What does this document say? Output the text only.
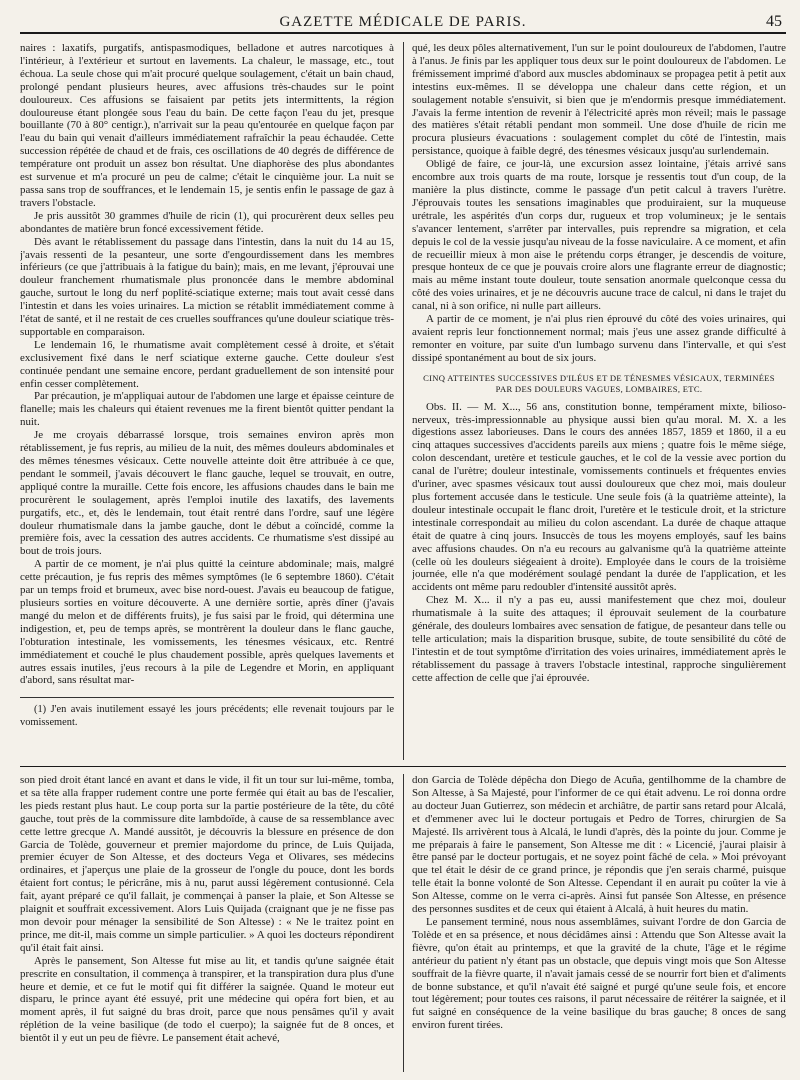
GAZETTE MÉDICALE DE PARIS.	45

naires : laxatifs, purgatifs, antispasmodiques, belladone et autres narcotiques à l'intérieur, à l'extérieur et surtout en lavements. La chaleur, le massage, etc., tout échoua. La seule chose qui m'ait procuré quelque soulagement, c'était un bain chaud, prolongé pendant plusieurs heures, avec affusions très-chaudes sur le point douloureux. Ces affusions se faisaient par petits jets intermittents, la région douloureuse étant plongée sous l'eau du bain. De cette façon l'eau du jet, presque bouillante (70 à 80° centigr.), n'arrivait sur la peau qu'entourée en quelque façon par l'eau du bain qui venait d'ailleurs immédiatement rafraîchir la peau échaudée. Cette succession répétée de chaud et de frais, ces oscillations de 40 degrés de différence de température ont produit un assez bon résultat. Une diaphorèse des plus abondantes est survenue et m'a procuré un peu de calme; c'était le cinquième jour. La nuit se passa sans trop de souffrances, et le lendemain 15, je sentis enfin le passage de gaz à travers l'obstacle.

Je pris aussitôt 30 grammes d'huile de ricin (1), qui procurèrent deux selles peu abondantes de matière brun foncé excessivement fétide.

Dès avant le rétablissement du passage dans l'intestin, dans la nuit du 14 au 15, j'avais ressenti de la pesanteur, une sorte d'engourdissement dans les membres inférieurs (ce que j'attribuais à la fatigue du bain); mais, en me levant, j'éprouvai une douleur franchement rhumatismale plus prononcée dans le membre abdominal gauche, surtout le long du nerf poplité-sciatique externe; mais tout avait cessé dans l'intestin et dans les voies urinaires. La miction se rétablit immédiatement comme à l'état de santé, et il ne restait de ces cruelles souffrances qu'une douleur sciatique très-supportable en comparaison.

Le lendemain 16, le rhumatisme avait complètement cessé à droite, et s'était exclusivement fixé dans le nerf sciatique externe gauche. Cette douleur s'est continuée pendant une semaine encore, perdant graduellement de son intensité pour enfin cesser complètement.

Par précaution, je m'appliquai autour de l'abdomen une large et épaisse ceinture de flanelle; mais les chaleurs qui étaient revenues me la firent bientôt quitter pendant la nuit.

Je me croyais débarrassé lorsque, trois semaines environ après mon rétablissement, je fus repris, au milieu de la nuit, des mêmes douleurs abdominales et des mêmes ténesmes vésicaux. Cette nouvelle atteinte doit être attribuée à ce que, pendant le sommeil, j'avais découvert le flanc gauche, lequel se trouvait, en outre, appliqué contre la muraille. Cette fois encore, les affusions chaudes dans le bain me procurèrent le soulagement, après l'emploi inutile des laxatifs, des lavements purgatifs, etc., et, dès le lendemain, tout était rentré dans l'ordre, sauf une légère douleur rhumatismale dans la jambe gauche, dont le début a coïncidé, comme la première fois, avec la cessation des autres accidents. Ce rhumatisme s'est dissipé au bout de trois jours.

A partir de ce moment, je n'ai plus quitté la ceinture abdominale; mais, malgré cette précaution, je fus repris des mêmes symptômes (le 6 septembre 1860). C'était par un temps froid et brumeux, avec bise nord-ouest. J'avais eu beaucoup de fatigue, plusieurs sorties en voiture découverte. A une dernière sortie, après dîner (j'avais mangé du melon et de différents fruits), je fus saisi par le froid, qui détermina une indigestion, et, peu de temps après, se montrèrent la douleur dans le flanc gauche, l'obturation intestinale, les vomissements, les ténesmes vésicaux, etc. Rentré immédiatement et couché le plus chaudement possible, après quelques lavements et autres essais inutiles, j'eus recours à la pile de Legendre et Morin, en appliquant d'abord, sans résultat mar-

(1) J'en avais inutilement essayé les jours précédents; elle revenait toujours par le vomissement.

qué, les deux pôles alternativement, l'un sur le point douloureux de l'abdomen, l'autre à l'anus. Je finis par les appliquer tous deux sur le point douloureux de l'abdomen. Le frémissement imprimé d'abord aux muscles abdominaux se propagea petit à petit aux intestins eux-mêmes. Il se développa une chaleur dans cette région, et un soulagement notable s'ensuivit, si bien que je m'endormis presque immédiatement. J'avais la ferme intention de revenir à l'électricité après mon réveil; mais le passage des matières s'était rétabli pendant mon sommeil. Une dose d'huile de ricin me procura plusieurs évacuations : soulagement complet du côté de l'intestin, mais persistance, quoique à faible degré, des ténesmes vésicaux jusqu'au surlendemain.

Obligé de faire, ce jour-là, une excursion assez lointaine, j'étais arrivé sans encombre aux trois quarts de ma route, lorsque je ressentis tout d'un coup, de la manière la plus distincte, comme le passage d'un petit calcul à travers l'urètre. J'éprouvais toutes les sensations imaginables que produiraient, sur la muqueuse urétrale, les aspérités d'un corps dur, rugueux et trop volumineux; je le sentais s'avancer lentement, s'arrêter par intervalles, puis reprendre sa migration, et cela depuis le col de la vessie jusqu'au niveau de la fosse naviculaire. A ce moment, et afin de recueillir mieux à mon aise le prétendu corps étranger, je descendis de voiture, presque honteux de ce que je pouvais croire alors une flagrante erreur de diagnostic; mais au même instant toute douleur, toute sensation anormale quelconque cessa du côté des voies urinaires, et je ne découvris aucune trace de calcul, ni dans le trajet du canal, ni à son orifice, ni nulle part ailleurs.

A partir de ce moment, je n'ai plus rien éprouvé du côté des voies urinaires, qui avaient repris leur fonctionnement normal; mais j'eus une assez grande difficulté à remonter en voiture, par suite d'un lumbago survenu dans l'intervalle, et qui s'est dissipé spontanément au bout de six jours.

CINQ ATTEINTES SUCCESSIVES D'ILÉUS ET DE TÉNESMES VÉSICAUX, TERMINÉES PAR DES DOULEURS VAGUES, LOMBAIRES, ETC.

Obs. II. — M. X..., 56 ans, constitution bonne, tempérament mixte, bilioso-nerveux, très-impressionnable au physique aussi bien qu'au moral. M. X. a les digestions assez laborieuses. Dans le cours des années 1857, 1859 et 1860, il a eu cinq attaques successives d'accidents pareils aux miens ; quatre fois le même siége, colon descendant, uretère et testicule gauches, et le col de la vessie avec portion du canal de l'urètre; douleur intestinale, vomissements continuels et fréquentes envies d'uriner, avec spasmes vésicaux tout aussi douloureux que chez moi, mais douleur plus fortement accusée dans le testicule. Une seule fois (à la quatrième atteinte), la douleur intestinale occupait le flanc droit, l'uretère et le testicule droit, et la stricture intestinale correspondait au milieu du colon ascendant. La durée de chaque attaque était de quatre à cinq jours. Insuccès de tous les moyens employés, sauf les bains avec affusions chaudes. On n'a eu recours au galvanisme qu'à la quatrième atteinte (celle où les douleurs siégeaient à droite). Employée dans le cours de la troisième journée, elle n'a que modérément soulagé pendant la durée de l'application, et les accidents ont même paru redoubler d'intensité aussitôt après.

Chez M. X... il n'y a pas eu, aussi manifestement que chez moi, douleur rhumatismale à la suite des attaques; il éprouvait seulement de la courbature générale, des douleurs lombaires avec sensation de fatigue, de pesanteur dans telle ou telle articulation; mais la disparition brusque, subite, de toute sensibilité du côté de l'intestin et de tout symptôme d'irritation des voies urinaires, immédiatement après le rétablissement du passage à travers l'obstacle intestinal, rapproche singulièrement cette affection de celle que j'ai éprouvée.

son pied droit étant lancé en avant et dans le vide, il fit un tour sur lui-même, tomba, et sa tête alla frapper rudement contre une porte fermée qui était au bas de l'escalier, les pieds restant plus haut. Le coup porta sur la partie postérieure de la tête, du côté gauche, tout près de la commissure dite lambdoïde, à cause de sa ressemblance avec cette lettre grecque Λ. Mandé aussitôt, je découvris la blessure en présence de don Garcia de Tolède, gouverneur et premier majordome du prince, de Luis Quijada, premier écuyer de Son Altesse, et des docteurs Vega et Olivares, ses médecins ordinaires, et j'aperçus une plaie de la grosseur de l'ongle du pouce, dont les bords étaient fort contus; le péricrâne, mis à nu, parut aussi légèrement contusionné. Cela fait, ayant préparé ce qu'il fallait, je commençai à panser la plaie, et Son Altesse se plaignit et souffrait excessivement. Alors Luis Quijada (craignant que je ne fisse pas mon devoir pour ménager la sensibilité de Son Altesse) : « Ne le traitez point en prince, me dit-il, mais comme un simple particulier. » A quoi les docteurs répondirent qu'il était fait ainsi.

Après le pansement, Son Altesse fut mise au lit, et tandis qu'une saignée était prescrite en consultation, il commença à transpirer, et la transpiration dura plus d'une heure et demie, et ce fut le motif qui fit différer la saignée. Quand le moteur eut disparu, le prince ayant été essuyé, prit une médecine qui opéra fort bien, et au moment après, il fut saigné du bras droit, parce que nous pensâmes qu'il y avait réplétion de la veine basilique (de todo el cuerpo); la saignée fut de 8 onces, et bientôt il y eut un peu de fièvre. Le pansement était achevé,

don Garcia de Tolède dépêcha don Diego de Acuña, gentilhomme de la chambre de Son Altesse, à Sa Majesté, pour l'informer de ce qui était advenu. Le roi donna ordre au docteur Juan Gutierrez, son médecin et archiâtre, de partir sans retard pour Alcalá, et d'emmener avec lui le docteur portugais et Pedro de Torres, chirurgien de Sa Majesté. Ils arrivèrent tous à Alcalá, le lundi d'après, dès la pointe du jour. Comme je me préparais à faire le pansement, Son Altesse me dit : « Licencié, j'aurai plaisir à être pansé par le docteur portugais, et ne soyez point fâché de cela. » Moi prévoyant que tel était le désir de ce grand prince, je répondis que j'en serais charmé, puisque telle était la bonne volonté de Son Altesse. Cependant il en aurait pu coûter la vie à Son Altesse, comme on le verra ci-après. Ainsi fut pansée Son Altesse, en présence des personnes susdites et de ceux qui étaient à Alcalá, à huit heures du matin.

Le pansement terminé, nous nous assemblâmes, suivant l'ordre de don Garcia de Tolède et en sa présence, et nous décidâmes ainsi : Attendu que Son Altesse avait la fièvre, qu'on était au printemps, et que la gravité de la chute, l'âge et le régime antérieur du patient n'y étant pas un obstacle, que depuis vingt mois que Son Altesse souffrait de la fièvre quarte, il n'avait jamais cessé de se nourrir fort bien et d'aliments de bonne substance, et qu'il n'avait été saigné et purgé qu'une seule fois, et encore tout légèrement; pour toutes ces raisons, il parut nécessaire de réitérer la saignée, et il fut saigné en conséquence de la veine basilique du bras gauche; 8 onces de sang environ furent tirées.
+++
**What is required**
Each line holding the word "nerf" counts once; report the total and nothing else.

**Finished answer**
2